Instrução:
Responda a estas perguntas com base no excerto:
1. Que partidos aplaudem no final da primeira intervenção?
2. A que ano pertence a revisão constitucional mencionada por Alexandre Manuel?
3. Em que número e artigo da Constituição se reconhece aos cidadãos o direito de acesso aos arquivos e registos administrativos?

Excerto do documento:
◆ ◆ ◆ ◆

Situações escandalosas como as da Via do Infante, do Campo de Tiro de Alcochete, os novos troços de auto-estrada, a instalação ou manutenção de indústrias produtoras de resíduos tóxico-perigosos nas margens dos rios ou na proximidade de centros populacionais, a localização enigmática do futuro aeroporto de Lisboa, os projectos florestais assassinos e tantas outras que projectam sobre o nosso dia-a-dia a sombra ameaçadora do desequilíbrio ecológico terão de ser definitivamente exorcizadas mediante um relacionamento correcto entre o poder decisório e os cidadãos interessados, sem alibis ou subterfúgios que inquinam a transparência característica do poder democrático.
Estamos conscientes de que a aplicação do princípio de liberdade de acesso gera novas tentações - por um lado, o eventual uso abusivo por parte de cidadãos menos conscientes e, por outro lado, a confusão, característica das administrações fechadas, entre propaganda e publicidade dos actos.
Mas é na previsão dos riscos que assenta a convicção de que ganharemos mais este desafio.
E já agora e para variar, seria bom que o orgão legislativo nacional não ficasse sentado à espera da normativa comunitária ou não criasse legislação que ficasse aquém dos princípios nela consagrados. Iniciativas legislativas não nos faltam e grande é a expectativa criada nos cidadãos; que não seja aquilo a que pomposamente chamamos «vontade política da maioria» a trair aquilo que é uma imposição constitucional e, mais, aquilo que é uma imposição da vida.

Aplausos do PS, do PCP, do PRD e do CDS.

O Sr. Presidente: - Para uma intervenção, tem a palavra o Sr. Deputado Alexandre Manuel.

O Sr. Alexandre Manuel (PRD): - Sr. Presidente, Srs. Deputados: O reforço dos direitos dos cidadãos perante a Administração Pública constitui seguramente um dos pontos mais marcantes da revisão constitucional de 1989. E não apenas pelas portas que fez ou que irá abrir, mas também, talvez mesmo principalmente, pelos tabus que a sua aplicação irá necessariamente ajudar a destruir. E a chamada «Administração transparente», em que qualquer acto, quase todos os actos, podem, a qualquer momento, ser chamados à praça pública. Exceptuam-se, no caso, apenas aqueles que dizem respeito à vida privada dos cidadãos ou que estejam classificados como segredo de Estado.
Valerá a pena referir aqui o facto de, pela primeira vez, a Constituição, no n.º 2 do artigo 268.º, reconhecer aos cidadãos «o direito de acesso aos arquivos e registos administrativos», mesmo em matéria relativa a segurança interna e externa, à investigação criminal e a intimidade das pessoas. Caberá agora a lei determinar o modo e as formas de tal acesso. Daí o cuidado com que terá de se proceder à elaboração de uma lei que, tendo embora de atentar nesses princípios, não poderá, como alguns parecem pretender, anular esse novo direito constitucionalmente consagrado e ao qual corresponde uma obrigação por parte da Administração Pública: a obrigação de informar, dentro de um prazo máximo a estabelecer por lei ordinária.

◆ ◆ ◆ ◆

Registos fornecidos:
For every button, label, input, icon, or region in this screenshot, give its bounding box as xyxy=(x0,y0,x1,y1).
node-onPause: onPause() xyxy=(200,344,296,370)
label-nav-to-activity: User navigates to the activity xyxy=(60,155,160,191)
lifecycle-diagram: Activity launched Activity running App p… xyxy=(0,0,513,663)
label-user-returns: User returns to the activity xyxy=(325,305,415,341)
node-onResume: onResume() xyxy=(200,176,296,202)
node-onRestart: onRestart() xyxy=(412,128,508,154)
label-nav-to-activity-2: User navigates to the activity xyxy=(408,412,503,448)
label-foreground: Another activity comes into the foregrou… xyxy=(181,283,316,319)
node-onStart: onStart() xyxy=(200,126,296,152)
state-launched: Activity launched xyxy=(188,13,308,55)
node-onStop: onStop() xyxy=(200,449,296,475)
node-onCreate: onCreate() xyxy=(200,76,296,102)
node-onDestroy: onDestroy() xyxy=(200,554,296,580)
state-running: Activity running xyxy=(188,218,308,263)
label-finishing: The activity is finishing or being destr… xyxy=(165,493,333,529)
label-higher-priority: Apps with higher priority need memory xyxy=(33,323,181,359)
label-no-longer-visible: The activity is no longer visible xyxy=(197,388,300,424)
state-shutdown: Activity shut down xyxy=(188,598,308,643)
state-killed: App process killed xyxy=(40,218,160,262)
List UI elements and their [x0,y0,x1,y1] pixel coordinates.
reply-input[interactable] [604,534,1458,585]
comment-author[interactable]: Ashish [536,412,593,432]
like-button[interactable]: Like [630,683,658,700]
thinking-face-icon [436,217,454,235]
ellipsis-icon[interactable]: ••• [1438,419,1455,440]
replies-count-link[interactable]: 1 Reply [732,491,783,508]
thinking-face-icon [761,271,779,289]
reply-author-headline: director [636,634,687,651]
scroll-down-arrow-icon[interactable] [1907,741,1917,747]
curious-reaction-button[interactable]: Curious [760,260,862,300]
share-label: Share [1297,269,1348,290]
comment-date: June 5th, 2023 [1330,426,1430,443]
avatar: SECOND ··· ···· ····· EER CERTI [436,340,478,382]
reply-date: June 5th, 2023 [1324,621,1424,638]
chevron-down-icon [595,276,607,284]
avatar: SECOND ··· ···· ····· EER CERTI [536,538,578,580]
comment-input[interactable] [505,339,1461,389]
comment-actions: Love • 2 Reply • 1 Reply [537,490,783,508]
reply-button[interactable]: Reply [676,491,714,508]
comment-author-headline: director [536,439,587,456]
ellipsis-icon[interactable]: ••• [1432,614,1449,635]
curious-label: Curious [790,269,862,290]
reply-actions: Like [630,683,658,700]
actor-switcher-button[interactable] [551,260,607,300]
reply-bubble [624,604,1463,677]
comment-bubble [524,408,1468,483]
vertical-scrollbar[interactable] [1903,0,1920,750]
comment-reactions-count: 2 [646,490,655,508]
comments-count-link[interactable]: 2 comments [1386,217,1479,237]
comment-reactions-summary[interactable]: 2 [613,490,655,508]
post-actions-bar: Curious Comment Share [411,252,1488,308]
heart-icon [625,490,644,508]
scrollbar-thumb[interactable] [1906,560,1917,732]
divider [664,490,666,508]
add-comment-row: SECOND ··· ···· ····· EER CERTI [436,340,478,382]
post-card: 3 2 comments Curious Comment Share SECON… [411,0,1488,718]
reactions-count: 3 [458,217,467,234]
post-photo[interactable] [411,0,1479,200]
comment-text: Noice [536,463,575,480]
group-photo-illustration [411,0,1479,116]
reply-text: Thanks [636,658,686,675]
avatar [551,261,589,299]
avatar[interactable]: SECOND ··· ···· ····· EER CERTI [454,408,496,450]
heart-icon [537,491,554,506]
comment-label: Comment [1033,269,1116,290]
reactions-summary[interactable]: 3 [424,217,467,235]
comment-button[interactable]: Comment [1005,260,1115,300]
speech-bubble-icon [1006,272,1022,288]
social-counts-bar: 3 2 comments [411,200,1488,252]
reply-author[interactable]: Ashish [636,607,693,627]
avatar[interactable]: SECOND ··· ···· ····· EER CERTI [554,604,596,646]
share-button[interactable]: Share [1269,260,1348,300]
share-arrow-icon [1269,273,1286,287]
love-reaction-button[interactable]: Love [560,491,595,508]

◆ ◆ ◆ ◆

Resposta:
1. PS, PCP, PRD e CDS.
2. 1989.
3. No n.º 2 do artigo 268.º.